TO DO ▸ The listing below is the input. Say how many of its lines contain "Verts", giving the number alone.
::: DATA RECORDS
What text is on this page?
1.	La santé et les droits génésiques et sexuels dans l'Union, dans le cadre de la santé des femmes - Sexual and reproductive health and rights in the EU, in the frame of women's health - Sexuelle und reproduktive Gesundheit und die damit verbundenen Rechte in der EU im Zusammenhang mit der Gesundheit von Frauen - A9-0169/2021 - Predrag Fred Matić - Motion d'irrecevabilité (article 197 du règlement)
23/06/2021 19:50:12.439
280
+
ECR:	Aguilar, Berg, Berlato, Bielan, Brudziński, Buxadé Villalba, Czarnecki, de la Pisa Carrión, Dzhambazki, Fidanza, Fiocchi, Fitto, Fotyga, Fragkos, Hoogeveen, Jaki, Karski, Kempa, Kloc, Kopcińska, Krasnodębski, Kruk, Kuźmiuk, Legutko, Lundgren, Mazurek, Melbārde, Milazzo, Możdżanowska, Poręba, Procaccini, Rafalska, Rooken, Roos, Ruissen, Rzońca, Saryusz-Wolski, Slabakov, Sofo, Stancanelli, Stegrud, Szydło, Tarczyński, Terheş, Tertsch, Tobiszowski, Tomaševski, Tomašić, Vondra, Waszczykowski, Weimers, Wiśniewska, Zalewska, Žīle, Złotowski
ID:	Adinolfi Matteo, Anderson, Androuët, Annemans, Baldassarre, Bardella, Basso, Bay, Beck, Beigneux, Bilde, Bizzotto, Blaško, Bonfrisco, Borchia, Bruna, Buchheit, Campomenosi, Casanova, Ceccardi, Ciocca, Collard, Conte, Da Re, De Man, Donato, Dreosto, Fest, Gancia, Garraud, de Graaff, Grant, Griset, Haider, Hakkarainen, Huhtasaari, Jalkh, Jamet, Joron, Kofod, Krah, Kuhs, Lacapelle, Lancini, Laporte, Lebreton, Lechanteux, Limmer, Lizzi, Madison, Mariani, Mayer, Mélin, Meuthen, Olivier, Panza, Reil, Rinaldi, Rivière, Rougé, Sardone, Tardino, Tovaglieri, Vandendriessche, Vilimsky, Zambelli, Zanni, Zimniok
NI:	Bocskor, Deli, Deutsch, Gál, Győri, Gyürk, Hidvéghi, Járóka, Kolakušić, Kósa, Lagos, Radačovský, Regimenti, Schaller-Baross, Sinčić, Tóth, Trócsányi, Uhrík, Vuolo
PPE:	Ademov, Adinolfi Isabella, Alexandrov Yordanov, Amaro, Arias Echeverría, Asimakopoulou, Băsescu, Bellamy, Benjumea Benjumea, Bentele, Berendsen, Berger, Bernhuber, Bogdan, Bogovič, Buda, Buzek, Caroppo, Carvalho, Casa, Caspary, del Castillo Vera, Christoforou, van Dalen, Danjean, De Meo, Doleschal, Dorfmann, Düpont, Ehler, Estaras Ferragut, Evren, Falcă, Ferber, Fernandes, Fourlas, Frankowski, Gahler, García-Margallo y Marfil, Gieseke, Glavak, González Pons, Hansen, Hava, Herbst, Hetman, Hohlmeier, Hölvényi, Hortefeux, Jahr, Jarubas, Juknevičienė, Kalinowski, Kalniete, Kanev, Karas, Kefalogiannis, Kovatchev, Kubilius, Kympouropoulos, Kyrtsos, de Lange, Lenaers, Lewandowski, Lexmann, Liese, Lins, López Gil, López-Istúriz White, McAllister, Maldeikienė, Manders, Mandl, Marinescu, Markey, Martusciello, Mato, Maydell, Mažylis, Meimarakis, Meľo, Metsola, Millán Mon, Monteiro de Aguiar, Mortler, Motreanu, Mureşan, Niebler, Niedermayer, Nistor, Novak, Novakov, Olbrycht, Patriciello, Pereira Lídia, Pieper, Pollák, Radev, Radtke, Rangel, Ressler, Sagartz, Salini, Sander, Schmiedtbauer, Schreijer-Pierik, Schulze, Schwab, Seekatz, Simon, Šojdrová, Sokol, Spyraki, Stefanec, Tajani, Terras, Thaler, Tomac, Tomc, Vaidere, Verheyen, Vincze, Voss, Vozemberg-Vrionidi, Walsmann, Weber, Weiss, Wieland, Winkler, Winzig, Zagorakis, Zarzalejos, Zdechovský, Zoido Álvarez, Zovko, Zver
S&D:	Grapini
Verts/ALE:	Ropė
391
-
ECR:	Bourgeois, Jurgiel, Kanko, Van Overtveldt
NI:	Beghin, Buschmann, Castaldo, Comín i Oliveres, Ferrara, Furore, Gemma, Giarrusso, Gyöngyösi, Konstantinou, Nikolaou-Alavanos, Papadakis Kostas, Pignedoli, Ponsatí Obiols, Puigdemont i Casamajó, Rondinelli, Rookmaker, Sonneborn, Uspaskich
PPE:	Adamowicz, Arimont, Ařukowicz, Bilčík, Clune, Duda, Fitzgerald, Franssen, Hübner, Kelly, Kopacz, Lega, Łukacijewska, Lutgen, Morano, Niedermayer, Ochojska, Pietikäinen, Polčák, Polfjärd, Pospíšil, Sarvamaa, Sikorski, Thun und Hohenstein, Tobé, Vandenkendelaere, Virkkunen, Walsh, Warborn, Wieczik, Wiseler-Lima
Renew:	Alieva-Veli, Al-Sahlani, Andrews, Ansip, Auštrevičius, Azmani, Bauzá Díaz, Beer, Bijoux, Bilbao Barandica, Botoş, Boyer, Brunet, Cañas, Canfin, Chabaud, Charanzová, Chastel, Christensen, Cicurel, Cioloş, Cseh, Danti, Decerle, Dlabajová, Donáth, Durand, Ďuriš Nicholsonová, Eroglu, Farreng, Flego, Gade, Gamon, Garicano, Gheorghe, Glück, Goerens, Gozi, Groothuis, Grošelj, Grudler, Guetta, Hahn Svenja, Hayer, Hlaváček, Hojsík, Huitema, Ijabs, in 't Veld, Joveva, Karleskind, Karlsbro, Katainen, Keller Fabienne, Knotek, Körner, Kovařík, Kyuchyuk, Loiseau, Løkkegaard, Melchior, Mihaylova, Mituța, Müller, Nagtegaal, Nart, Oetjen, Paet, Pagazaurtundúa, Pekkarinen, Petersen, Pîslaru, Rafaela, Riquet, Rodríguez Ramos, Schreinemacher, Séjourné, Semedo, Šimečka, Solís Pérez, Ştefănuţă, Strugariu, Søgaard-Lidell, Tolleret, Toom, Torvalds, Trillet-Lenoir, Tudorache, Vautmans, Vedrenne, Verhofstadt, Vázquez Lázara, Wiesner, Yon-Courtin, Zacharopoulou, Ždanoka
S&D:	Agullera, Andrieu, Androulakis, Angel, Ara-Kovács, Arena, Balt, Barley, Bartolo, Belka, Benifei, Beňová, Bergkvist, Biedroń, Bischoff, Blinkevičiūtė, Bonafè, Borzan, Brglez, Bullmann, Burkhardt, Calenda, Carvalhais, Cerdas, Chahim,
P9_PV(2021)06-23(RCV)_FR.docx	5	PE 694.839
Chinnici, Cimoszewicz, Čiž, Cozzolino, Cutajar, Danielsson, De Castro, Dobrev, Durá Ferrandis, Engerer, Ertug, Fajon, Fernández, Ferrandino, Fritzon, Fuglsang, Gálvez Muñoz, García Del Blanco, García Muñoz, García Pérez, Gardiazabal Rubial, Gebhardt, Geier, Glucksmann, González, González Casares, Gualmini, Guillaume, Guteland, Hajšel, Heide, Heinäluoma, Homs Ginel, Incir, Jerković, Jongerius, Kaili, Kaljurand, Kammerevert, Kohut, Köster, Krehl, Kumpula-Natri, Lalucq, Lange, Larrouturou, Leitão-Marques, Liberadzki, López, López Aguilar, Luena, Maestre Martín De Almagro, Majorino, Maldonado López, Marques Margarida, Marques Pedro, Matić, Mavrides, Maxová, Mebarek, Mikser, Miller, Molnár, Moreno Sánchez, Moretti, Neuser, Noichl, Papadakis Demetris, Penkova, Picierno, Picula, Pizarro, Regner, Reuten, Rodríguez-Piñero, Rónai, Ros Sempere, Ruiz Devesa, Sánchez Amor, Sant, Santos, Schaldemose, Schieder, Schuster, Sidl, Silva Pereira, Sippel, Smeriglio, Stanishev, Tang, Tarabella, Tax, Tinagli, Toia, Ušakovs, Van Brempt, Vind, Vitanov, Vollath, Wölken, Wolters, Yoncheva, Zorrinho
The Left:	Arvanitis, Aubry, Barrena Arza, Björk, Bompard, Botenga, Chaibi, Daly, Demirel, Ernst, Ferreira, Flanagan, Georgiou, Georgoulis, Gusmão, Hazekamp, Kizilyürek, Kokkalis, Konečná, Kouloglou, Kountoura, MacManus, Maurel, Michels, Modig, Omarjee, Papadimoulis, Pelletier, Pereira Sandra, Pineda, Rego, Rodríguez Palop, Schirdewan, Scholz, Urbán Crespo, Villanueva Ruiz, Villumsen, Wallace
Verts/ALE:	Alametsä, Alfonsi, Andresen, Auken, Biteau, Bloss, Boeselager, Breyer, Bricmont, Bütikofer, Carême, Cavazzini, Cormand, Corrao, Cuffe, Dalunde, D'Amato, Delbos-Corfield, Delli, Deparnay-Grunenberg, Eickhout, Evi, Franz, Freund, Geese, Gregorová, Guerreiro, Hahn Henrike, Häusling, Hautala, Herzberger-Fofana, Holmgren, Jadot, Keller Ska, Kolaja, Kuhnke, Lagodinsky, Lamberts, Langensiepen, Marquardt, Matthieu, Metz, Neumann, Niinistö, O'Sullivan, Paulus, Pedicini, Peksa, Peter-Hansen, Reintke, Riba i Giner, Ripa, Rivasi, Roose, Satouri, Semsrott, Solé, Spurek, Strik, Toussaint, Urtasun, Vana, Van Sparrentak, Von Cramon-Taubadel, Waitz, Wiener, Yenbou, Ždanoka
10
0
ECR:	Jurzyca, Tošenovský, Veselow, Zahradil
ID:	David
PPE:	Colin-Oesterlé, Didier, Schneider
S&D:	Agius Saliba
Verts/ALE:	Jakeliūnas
::::::
SOLUTION ▸ 3